| GIVEN ENTRIES |
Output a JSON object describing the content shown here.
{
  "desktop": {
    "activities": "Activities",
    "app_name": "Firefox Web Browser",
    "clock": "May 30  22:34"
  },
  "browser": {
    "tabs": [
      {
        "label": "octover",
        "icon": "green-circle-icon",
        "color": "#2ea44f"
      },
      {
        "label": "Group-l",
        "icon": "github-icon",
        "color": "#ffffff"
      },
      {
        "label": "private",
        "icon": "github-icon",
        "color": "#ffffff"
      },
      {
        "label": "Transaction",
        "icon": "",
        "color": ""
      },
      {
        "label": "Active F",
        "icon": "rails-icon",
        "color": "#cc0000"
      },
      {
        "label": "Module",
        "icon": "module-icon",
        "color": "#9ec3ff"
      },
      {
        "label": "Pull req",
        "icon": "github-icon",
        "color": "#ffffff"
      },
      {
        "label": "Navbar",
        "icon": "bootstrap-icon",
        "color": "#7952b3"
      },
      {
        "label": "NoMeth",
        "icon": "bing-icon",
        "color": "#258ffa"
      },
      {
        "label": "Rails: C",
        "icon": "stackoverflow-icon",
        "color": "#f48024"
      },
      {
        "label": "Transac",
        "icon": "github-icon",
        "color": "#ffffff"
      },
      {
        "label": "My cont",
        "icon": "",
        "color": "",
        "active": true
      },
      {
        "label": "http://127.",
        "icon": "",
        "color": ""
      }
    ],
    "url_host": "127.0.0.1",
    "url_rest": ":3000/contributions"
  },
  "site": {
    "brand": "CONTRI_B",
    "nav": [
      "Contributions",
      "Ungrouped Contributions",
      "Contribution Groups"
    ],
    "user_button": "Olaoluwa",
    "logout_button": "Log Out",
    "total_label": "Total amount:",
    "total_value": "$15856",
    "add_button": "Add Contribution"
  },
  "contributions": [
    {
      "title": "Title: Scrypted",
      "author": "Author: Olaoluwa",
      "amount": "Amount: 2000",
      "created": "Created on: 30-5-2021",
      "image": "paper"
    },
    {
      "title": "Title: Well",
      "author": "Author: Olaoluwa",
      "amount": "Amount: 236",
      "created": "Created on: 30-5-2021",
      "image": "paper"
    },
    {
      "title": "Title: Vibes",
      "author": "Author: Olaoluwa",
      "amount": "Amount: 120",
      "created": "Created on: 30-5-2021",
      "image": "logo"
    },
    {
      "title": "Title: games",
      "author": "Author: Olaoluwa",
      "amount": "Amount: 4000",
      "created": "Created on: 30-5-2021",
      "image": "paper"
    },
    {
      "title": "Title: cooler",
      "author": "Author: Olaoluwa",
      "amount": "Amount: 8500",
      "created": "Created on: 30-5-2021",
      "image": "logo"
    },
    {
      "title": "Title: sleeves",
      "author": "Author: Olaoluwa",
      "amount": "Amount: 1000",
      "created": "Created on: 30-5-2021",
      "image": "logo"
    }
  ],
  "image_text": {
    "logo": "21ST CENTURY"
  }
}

| GOAL |
Each record above should be repeated exactly as it appears.

| RESPONSE |
Output a JSON object describing the content shown here.
{
  "desktop": {
    "activities": "Activities",
    "app_name": "Firefox Web Browser",
    "clock": "May 30  22:34"
  },
  "browser": {
    "tabs": [
      {
        "label": "octover",
        "icon": "green-circle-icon",
        "color": "#2ea44f"
      },
      {
        "label": "Group-l",
        "icon": "github-icon",
        "color": "#ffffff"
      },
      {
        "label": "private",
        "icon": "github-icon",
        "color": "#ffffff"
      },
      {
        "label": "Transaction",
        "icon": "",
        "color": ""
      },
      {
        "label": "Active F",
        "icon": "rails-icon",
        "color": "#cc0000"
      },
      {
        "label": "Module",
        "icon": "module-icon",
        "color": "#9ec3ff"
      },
      {
        "label": "Pull req",
        "icon": "github-icon",
        "color": "#ffffff"
      },
      {
        "label": "Navbar",
        "icon": "bootstrap-icon",
        "color": "#7952b3"
      },
      {
        "label": "NoMeth",
        "icon": "bing-icon",
        "color": "#258ffa"
      },
      {
        "label": "Rails: C",
        "icon": "stackoverflow-icon",
        "color": "#f48024"
      },
      {
        "label": "Transac",
        "icon": "github-icon",
        "color": "#ffffff"
      },
      {
        "label": "My cont",
        "icon": "",
        "color": "",
        "active": true
      },
      {
        "label": "http://127.",
        "icon": "",
        "color": ""
      }
    ],
    "url_host": "127.0.0.1",
    "url_rest": ":3000/contributions"
  },
  "site": {
    "brand": "CONTRI_B",
    "nav": [
      "Contributions",
      "Ungrouped Contributions",
      "Contribution Groups"
    ],
    "user_button": "Olaoluwa",
    "logout_button": "Log Out",
    "total_label": "Total amount:",
    "total_value": "$15856",
    "add_button": "Add Contribution"
  },
  "contributions": [
    {
      "title": "Title: Scrypted",
      "author": "Author: Olaoluwa",
      "amount": "Amount: 2000",
      "created": "Created on: 30-5-2021",
      "image": "paper"
    },
    {
      "title": "Title: Well",
      "author": "Author: Olaoluwa",
      "amount": "Amount: 236",
      "created": "Created on: 30-5-2021",
      "image": "paper"
    },
    {
      "title": "Title: Vibes",
      "author": "Author: Olaoluwa",
      "amount": "Amount: 120",
      "created": "Created on: 30-5-2021",
      "image": "logo"
    },
    {
      "title": "Title: games",
      "author": "Author: Olaoluwa",
      "amount": "Amount: 4000",
      "created": "Created on: 30-5-2021",
      "image": "paper"
    },
    {
      "title": "Title: cooler",
      "author": "Author: Olaoluwa",
      "amount": "Amount: 8500",
      "created": "Created on: 30-5-2021",
      "image": "logo"
    },
    {
      "title": "Title: sleeves",
      "author": "Author: Olaoluwa",
      "amount": "Amount: 1000",
      "created": "Created on: 30-5-2021",
      "image": "logo"
    }
  ],
  "image_text": {
    "logo": "21ST CENTURY"
  }
}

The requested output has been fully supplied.